▶ **Esercizio assegnato A**
Nel brano sui trionfi e sugli onori, quanti re o figli di re furono condotti davanti al carro nei trionfi?
▶ **Esercizio assegnato B**
Prosegui il brano sui trionfi e sugli onori dal punto in cui si interrompe.

▶ **Brano fornito**
>>>

4. Due volte ebbi un’ovazione trionfale e tre volte celebrai trionfi curuli e fui acclamato ventun volte imperator, sebbene il Senato deliberasse un maggior numero di trionfi, che tutti declinai.

Deposi l’alloro dai fasci in Campidoglio, sciogliendo così i voti solenni che avevo pronunciato per ciascuna guerra.

Per le imprese per terra e per mare compiute da me o dai miei legati, sotto i miei auspici, cinquantacinque volte il Senato decretò solenni ringraziamenti agli dèi immortali.

I giorni poi durante i quali per decreto del Senato furono innalzate pubbliche preghiere furono ottocentonovanta.

Nei miei trionfi furono condotti davanti al mio carro nove re o figli di re.

Ero stato console tredici volte quando scrivevo queste memorie ed ero per la trentasettesima volta rivestito della podestà tribunizia.

5. [DIC]TAT[URA]M ET APSENT[I E]T PRAESENT[I MIHI DELATAM ET A POPU]LO ET A SE[NA]TU, [M. MARCE]LLO E[T] L. ARRUNTIO [COS.] NON REC[EPI. NON SUM] DEPRECA[TUS] IN S[UMMA F]RUM[ENTI P]ENURIA CURATIO[N]EM AN[NON]AE. [QU]AM ITA AD[MIN]IST[RAVI, UT]IN[TRA] DIE[S] PAUCOS METU ET PERICLO P[R]AESENTI CIVITATEM UNIV[ERSAM LIBERARIM IMPENSA ET] CURA MEA. CON- SUL[ATUM] QUOQU[E] TUM ANNUUM E[T PERPETUUM MIHI] DELA[TUM NON RECEPI].

<<<

▶ **Dati registrati**
>>>

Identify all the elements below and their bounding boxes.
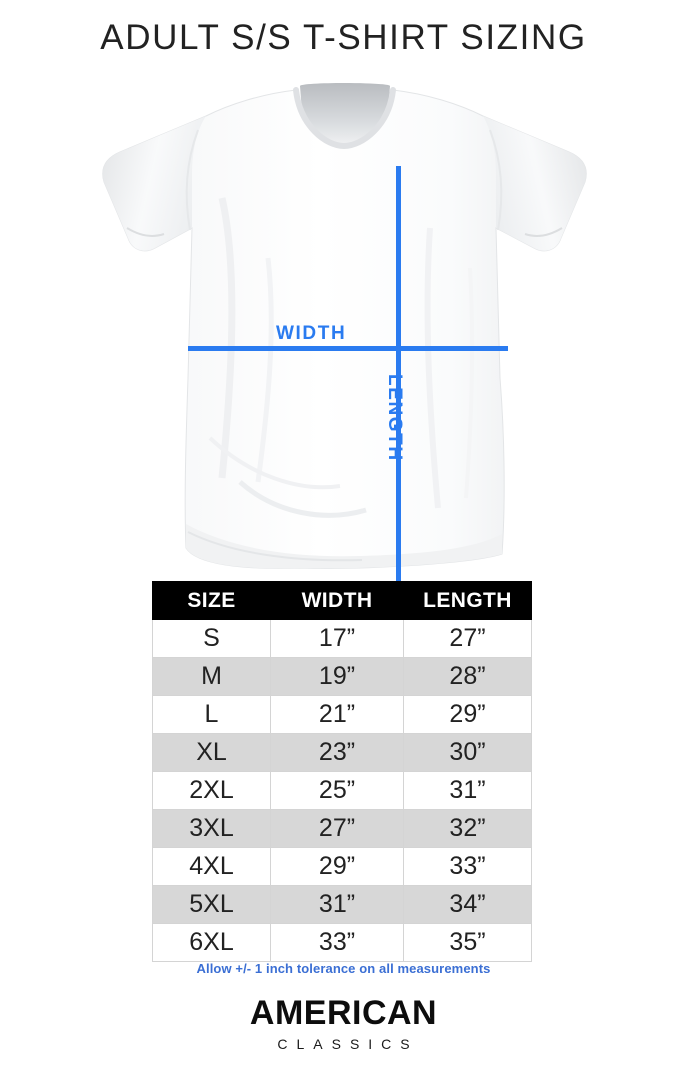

<<<

▶ **Risposta scritta A**
Nove re o figli di re.

▶ **Risposta scritta B**
5. Non accettai la dittatura che sotto il consolato di Marco Lello e Lucio Arrunzio mi era stata offerta, sia mentre ero assente sia mentre ero presente nell’Urbe, e dal popolo e dal Senato. Non mi sottrassi invece, in una estrema carestia ad accettare la sovrintendenza dell’annona, che ressi in modo tale da liberare in pochi giorni dal timore e dal pericolo l’intera Urbe, a mie spese e con la mia solerzia. Anche il consolato, offertomi allora annuo e a vita, non accettai

6. [CONSULIBUS M.V]INI[CIO ET Q. LUCRETIO]ET POSTEA P. LENTULO ET CN. L[ENTULO ET TERTI]UM [PAULLO FABIO MAXIMO] E[T Q. TUBERONE SENATU POPULOQ]U[EROMANOCONSENTIENTIBUS] UT CU[RATOR LEGUM ET MORUM MAXIMA POTESTATE SOLUS CREARER, NULLUM MAGISTRATUM CONTRA MOREM MAIOREM DELATUM RECEPI. QUAE TUM PER ME GERI SENATUS] V[O]LUIT, PER TRIB[UN]ICI[A]M P[OTESTATEM PERFECI, CUIUS POTES]TATIS CONLEGAM ET [IPS]E ULTRO [QUINQUIENS MIHI A SENA]TU [DE]POPOSCI ET ACCEPI.

6. Sotto il consolato di Vinicio e Lucrezio e poi di Publio Lentulo e Gneo Lentulo e ancora di Fabio Massimo e Tuberone nonostante l’unanime consenso del Senato e del popolo romano affinché io fossi designato unico sovrintendente delle leggi e dei costumi con sommi poteri, non accettai alcuna magistratura conferitami contro il costume degli antenati.

E allora ciò che il Senato volle che fosse da me gestito, lo portai a compimento tramite il potere tribunizio, di cui chiesi ed ottenni dal Senato per più di cinque volte consecutive un collega.

7. [TRI]UMV[I]RUM REI PU[BLICAE C]ON[S]TI[TUENDAE FUI PER CONTINUOS AN]NOS [DECEM. P]RINCEPS S[ENATUS FUI USQUE AD E]UM D[IEM QUO SCRIP]SERAM [HAEC, PER ANNOS] QUADRA[GINTA. PON]TIFEX [MAXIMUS, AUGUR, XVVIR]UM SACRIS FAC[IUNDIS, VIIVIRUM EP]ULON[UM, FRATER ARVALIS, SODALIS TITIUS], FETIALIS FUI.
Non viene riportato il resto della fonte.